• _Source material_:
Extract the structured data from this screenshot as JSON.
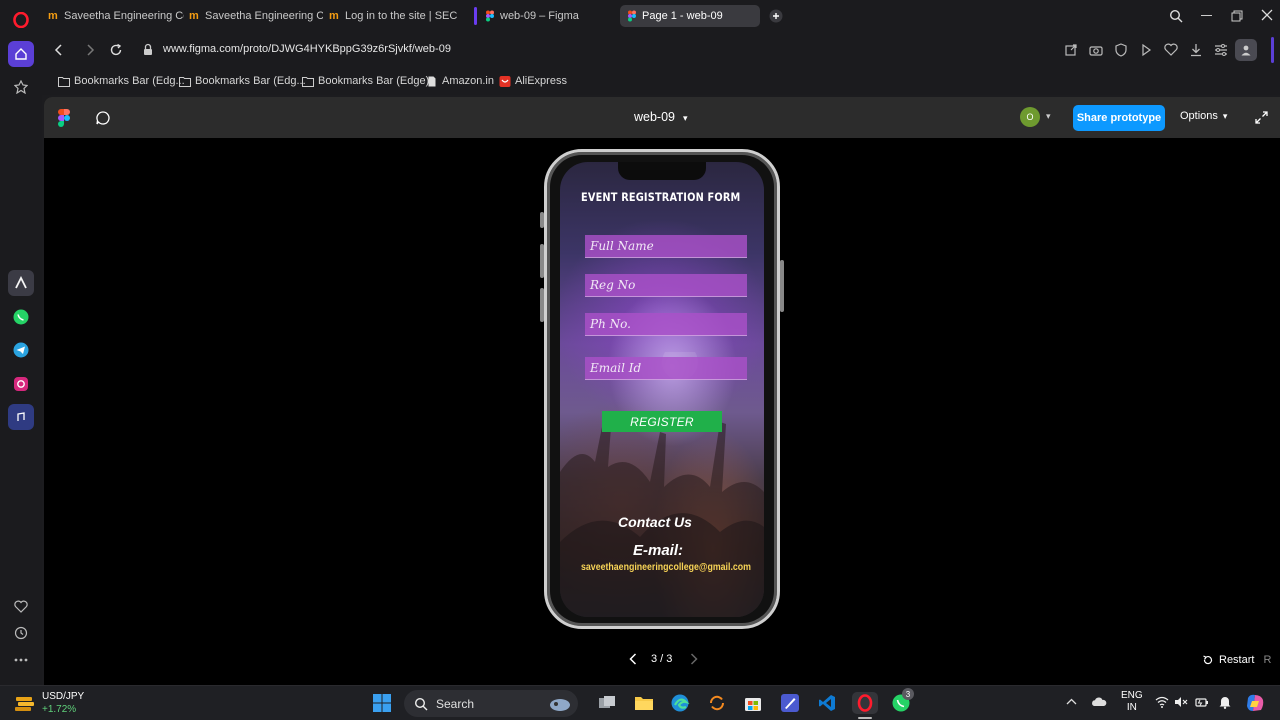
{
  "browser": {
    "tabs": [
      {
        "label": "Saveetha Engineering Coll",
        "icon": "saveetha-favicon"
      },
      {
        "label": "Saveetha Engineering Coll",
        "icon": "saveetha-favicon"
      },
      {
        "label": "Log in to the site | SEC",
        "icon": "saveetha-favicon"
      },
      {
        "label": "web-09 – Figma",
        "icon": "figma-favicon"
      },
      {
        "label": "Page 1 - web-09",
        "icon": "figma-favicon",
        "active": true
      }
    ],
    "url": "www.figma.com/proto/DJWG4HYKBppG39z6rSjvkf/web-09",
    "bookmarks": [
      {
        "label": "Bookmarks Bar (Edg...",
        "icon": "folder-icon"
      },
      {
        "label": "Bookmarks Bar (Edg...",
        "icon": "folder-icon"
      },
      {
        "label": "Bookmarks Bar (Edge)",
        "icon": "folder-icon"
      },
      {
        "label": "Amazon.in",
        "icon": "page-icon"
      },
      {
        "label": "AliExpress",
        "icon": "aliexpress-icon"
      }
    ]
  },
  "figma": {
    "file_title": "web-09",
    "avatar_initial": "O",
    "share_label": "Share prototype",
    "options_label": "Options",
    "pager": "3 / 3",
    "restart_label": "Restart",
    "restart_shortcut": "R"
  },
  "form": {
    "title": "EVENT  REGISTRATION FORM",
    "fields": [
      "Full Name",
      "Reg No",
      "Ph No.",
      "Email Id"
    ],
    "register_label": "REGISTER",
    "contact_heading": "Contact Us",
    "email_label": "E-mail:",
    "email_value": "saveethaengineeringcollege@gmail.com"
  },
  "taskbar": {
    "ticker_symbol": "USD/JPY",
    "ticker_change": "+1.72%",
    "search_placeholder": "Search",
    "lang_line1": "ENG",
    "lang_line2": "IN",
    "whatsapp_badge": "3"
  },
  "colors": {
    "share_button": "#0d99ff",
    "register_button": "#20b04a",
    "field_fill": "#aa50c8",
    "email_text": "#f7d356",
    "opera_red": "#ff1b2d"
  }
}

• _What is asked_: Can you repeat every record above exactly, apart from the pictures?

• _Answer_:
Extract the structured data from this screenshot as JSON.
{
  "browser": {
    "tabs": [
      {
        "label": "Saveetha Engineering Coll",
        "icon": "saveetha-favicon"
      },
      {
        "label": "Saveetha Engineering Coll",
        "icon": "saveetha-favicon"
      },
      {
        "label": "Log in to the site | SEC",
        "icon": "saveetha-favicon"
      },
      {
        "label": "web-09 – Figma",
        "icon": "figma-favicon"
      },
      {
        "label": "Page 1 - web-09",
        "icon": "figma-favicon",
        "active": true
      }
    ],
    "url": "www.figma.com/proto/DJWG4HYKBppG39z6rSjvkf/web-09",
    "bookmarks": [
      {
        "label": "Bookmarks Bar (Edg...",
        "icon": "folder-icon"
      },
      {
        "label": "Bookmarks Bar (Edg...",
        "icon": "folder-icon"
      },
      {
        "label": "Bookmarks Bar (Edge)",
        "icon": "folder-icon"
      },
      {
        "label": "Amazon.in",
        "icon": "page-icon"
      },
      {
        "label": "AliExpress",
        "icon": "aliexpress-icon"
      }
    ]
  },
  "figma": {
    "file_title": "web-09",
    "avatar_initial": "O",
    "share_label": "Share prototype",
    "options_label": "Options",
    "pager": "3 / 3",
    "restart_label": "Restart",
    "restart_shortcut": "R"
  },
  "form": {
    "title": "EVENT  REGISTRATION FORM",
    "fields": [
      "Full Name",
      "Reg No",
      "Ph No.",
      "Email Id"
    ],
    "register_label": "REGISTER",
    "contact_heading": "Contact Us",
    "email_label": "E-mail:",
    "email_value": "saveethaengineeringcollege@gmail.com"
  },
  "taskbar": {
    "ticker_symbol": "USD/JPY",
    "ticker_change": "+1.72%",
    "search_placeholder": "Search",
    "lang_line1": "ENG",
    "lang_line2": "IN",
    "whatsapp_badge": "3"
  },
  "colors": {
    "share_button": "#0d99ff",
    "register_button": "#20b04a",
    "field_fill": "#aa50c8",
    "email_text": "#f7d356",
    "opera_red": "#ff1b2d"
  }
}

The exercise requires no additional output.